◆ **WORK INSTRUCTIONS**
Return, from the listing that follows, each line containing the word "kapellmästare".
BEGIN DATA UNDER STUDY
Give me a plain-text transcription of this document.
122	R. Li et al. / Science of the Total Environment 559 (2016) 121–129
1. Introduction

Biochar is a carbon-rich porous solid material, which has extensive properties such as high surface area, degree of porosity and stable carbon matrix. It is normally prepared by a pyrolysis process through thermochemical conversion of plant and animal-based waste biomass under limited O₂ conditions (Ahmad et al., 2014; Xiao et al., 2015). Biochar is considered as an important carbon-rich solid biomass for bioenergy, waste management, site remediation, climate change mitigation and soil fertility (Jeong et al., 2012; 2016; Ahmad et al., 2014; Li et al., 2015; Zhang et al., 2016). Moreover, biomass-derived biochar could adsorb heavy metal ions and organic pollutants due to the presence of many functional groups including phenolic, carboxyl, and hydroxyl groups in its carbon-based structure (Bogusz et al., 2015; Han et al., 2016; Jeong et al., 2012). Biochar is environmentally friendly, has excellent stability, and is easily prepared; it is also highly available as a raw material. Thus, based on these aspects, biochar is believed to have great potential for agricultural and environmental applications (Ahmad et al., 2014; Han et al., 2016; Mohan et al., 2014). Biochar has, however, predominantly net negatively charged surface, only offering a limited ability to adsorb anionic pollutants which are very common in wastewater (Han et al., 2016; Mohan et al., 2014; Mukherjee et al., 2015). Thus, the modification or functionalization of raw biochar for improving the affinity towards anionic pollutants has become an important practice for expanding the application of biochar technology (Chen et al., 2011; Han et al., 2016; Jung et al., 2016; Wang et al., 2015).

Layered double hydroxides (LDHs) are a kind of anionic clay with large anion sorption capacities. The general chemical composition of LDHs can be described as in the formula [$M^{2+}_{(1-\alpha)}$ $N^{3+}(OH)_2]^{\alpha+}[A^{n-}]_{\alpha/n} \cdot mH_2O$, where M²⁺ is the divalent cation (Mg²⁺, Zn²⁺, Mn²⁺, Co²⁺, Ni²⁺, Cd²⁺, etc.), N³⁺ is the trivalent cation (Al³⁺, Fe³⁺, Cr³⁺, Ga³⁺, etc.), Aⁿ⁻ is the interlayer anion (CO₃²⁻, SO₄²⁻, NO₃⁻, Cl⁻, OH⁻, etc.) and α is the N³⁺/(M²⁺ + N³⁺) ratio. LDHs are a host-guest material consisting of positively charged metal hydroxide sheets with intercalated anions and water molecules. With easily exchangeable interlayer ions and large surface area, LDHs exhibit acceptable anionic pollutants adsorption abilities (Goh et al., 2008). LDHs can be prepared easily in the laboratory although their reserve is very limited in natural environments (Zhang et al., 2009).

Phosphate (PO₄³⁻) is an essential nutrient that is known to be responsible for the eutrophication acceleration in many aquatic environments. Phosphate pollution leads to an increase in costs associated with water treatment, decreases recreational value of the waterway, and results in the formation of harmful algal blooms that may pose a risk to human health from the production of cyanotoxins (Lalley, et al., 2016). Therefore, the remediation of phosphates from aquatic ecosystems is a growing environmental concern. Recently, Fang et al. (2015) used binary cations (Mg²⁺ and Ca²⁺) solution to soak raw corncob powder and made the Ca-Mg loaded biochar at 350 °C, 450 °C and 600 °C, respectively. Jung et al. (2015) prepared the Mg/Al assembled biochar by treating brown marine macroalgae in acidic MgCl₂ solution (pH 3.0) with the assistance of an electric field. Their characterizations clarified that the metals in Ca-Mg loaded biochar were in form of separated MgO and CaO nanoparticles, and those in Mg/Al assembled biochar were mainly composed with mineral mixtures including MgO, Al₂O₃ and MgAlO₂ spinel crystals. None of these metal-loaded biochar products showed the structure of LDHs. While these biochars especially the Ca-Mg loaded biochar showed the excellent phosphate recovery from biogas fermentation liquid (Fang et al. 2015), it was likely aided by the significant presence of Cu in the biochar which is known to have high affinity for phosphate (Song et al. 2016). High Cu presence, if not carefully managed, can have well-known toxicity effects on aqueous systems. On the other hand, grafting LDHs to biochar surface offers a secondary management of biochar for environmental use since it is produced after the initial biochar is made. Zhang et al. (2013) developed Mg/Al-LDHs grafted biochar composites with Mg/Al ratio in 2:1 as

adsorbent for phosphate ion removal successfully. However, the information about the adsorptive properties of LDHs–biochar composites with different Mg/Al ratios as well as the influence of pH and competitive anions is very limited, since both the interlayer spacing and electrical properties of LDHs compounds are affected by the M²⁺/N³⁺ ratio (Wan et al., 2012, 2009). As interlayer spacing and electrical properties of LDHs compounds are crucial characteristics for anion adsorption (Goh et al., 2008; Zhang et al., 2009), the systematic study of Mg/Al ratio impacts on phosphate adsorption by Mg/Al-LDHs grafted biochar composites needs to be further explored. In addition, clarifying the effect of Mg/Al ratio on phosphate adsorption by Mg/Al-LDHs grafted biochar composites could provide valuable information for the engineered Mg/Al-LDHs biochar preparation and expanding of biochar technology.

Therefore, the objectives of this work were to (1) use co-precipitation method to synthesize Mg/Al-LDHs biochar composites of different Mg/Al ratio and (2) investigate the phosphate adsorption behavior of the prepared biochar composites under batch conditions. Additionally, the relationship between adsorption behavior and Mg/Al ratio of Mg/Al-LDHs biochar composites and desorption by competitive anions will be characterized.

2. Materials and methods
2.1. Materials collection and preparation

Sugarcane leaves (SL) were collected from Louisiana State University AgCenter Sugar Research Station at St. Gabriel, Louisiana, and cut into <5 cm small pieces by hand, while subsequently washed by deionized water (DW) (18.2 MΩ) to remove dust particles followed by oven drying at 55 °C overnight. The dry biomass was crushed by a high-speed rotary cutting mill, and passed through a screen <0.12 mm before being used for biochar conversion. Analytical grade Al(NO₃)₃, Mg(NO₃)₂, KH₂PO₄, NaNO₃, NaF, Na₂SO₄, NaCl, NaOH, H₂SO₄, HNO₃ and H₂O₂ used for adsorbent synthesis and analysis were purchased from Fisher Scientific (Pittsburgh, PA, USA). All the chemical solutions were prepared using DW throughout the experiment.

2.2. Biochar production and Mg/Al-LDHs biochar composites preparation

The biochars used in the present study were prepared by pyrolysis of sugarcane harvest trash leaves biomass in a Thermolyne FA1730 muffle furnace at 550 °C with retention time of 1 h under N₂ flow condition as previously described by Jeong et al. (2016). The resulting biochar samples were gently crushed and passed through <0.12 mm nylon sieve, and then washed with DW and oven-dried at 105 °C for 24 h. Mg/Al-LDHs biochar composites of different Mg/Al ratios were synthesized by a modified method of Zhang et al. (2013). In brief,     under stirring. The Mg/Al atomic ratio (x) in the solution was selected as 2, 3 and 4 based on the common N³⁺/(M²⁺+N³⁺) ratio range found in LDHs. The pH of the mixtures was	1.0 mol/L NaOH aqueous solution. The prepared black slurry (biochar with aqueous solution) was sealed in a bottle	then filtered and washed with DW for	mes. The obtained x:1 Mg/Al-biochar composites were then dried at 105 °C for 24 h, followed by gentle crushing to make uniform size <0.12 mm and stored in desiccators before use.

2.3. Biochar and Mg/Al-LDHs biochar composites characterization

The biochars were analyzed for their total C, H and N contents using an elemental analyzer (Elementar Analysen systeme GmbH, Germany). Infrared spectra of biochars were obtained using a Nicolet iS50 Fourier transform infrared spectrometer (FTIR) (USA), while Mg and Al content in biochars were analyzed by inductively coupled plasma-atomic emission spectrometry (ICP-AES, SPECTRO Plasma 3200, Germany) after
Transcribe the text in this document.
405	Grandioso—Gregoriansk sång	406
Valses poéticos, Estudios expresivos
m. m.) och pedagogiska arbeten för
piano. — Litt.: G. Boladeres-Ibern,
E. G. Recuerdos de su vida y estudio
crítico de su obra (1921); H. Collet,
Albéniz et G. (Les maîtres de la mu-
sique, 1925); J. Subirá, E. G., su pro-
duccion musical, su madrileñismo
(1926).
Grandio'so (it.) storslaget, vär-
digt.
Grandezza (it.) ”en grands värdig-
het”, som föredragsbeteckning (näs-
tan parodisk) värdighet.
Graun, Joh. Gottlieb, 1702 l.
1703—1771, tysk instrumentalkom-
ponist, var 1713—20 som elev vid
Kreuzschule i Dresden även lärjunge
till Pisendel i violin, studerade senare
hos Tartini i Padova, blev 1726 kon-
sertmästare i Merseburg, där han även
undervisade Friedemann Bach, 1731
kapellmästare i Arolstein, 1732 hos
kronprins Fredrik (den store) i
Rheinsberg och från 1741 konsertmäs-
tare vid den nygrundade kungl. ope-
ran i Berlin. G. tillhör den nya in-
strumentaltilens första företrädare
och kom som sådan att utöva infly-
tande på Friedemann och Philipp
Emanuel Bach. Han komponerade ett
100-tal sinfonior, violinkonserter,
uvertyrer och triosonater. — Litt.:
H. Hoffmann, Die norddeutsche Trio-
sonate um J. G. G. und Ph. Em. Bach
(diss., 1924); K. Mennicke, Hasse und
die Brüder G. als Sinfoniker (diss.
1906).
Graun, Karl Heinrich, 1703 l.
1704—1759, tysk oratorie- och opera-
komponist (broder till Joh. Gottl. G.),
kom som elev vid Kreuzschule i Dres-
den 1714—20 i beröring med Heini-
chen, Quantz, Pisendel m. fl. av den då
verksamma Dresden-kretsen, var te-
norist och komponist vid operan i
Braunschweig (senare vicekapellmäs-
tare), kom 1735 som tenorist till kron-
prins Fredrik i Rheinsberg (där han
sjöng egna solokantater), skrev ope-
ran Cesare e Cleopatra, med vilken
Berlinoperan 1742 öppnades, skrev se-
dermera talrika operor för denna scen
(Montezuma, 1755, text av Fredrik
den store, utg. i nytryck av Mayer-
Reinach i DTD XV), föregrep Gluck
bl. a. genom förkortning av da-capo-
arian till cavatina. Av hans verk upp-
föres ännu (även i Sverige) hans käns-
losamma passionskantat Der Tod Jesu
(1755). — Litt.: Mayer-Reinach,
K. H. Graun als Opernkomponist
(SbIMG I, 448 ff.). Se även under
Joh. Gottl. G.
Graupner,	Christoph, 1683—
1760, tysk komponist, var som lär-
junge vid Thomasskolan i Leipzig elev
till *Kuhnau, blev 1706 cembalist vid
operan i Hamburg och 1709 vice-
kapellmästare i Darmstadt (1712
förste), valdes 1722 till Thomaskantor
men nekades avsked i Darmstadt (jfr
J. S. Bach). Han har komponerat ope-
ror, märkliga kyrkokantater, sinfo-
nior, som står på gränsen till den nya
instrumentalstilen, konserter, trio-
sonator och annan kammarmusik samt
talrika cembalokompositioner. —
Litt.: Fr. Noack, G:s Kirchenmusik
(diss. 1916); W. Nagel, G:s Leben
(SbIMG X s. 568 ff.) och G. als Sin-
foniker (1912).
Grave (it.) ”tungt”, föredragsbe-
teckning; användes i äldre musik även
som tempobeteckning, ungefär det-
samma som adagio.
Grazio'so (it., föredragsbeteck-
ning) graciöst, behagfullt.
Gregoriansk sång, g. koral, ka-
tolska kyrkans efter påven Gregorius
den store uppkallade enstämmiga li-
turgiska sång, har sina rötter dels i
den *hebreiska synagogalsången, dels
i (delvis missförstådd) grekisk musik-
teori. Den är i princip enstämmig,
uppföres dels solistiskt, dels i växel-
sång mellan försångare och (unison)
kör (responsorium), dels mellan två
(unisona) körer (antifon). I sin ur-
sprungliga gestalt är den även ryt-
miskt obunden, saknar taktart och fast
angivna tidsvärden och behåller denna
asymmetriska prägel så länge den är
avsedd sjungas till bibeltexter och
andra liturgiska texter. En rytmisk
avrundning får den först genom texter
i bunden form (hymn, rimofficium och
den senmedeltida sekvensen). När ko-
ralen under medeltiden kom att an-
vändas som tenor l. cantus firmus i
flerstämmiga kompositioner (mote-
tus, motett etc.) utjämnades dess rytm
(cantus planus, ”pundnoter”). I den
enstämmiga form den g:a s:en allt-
END DATA UNDER STUDY
◆ **THE ANSWER**
kapellmästare i Arolstein, 1732 hos
kapellmästare i Darmstadt (1712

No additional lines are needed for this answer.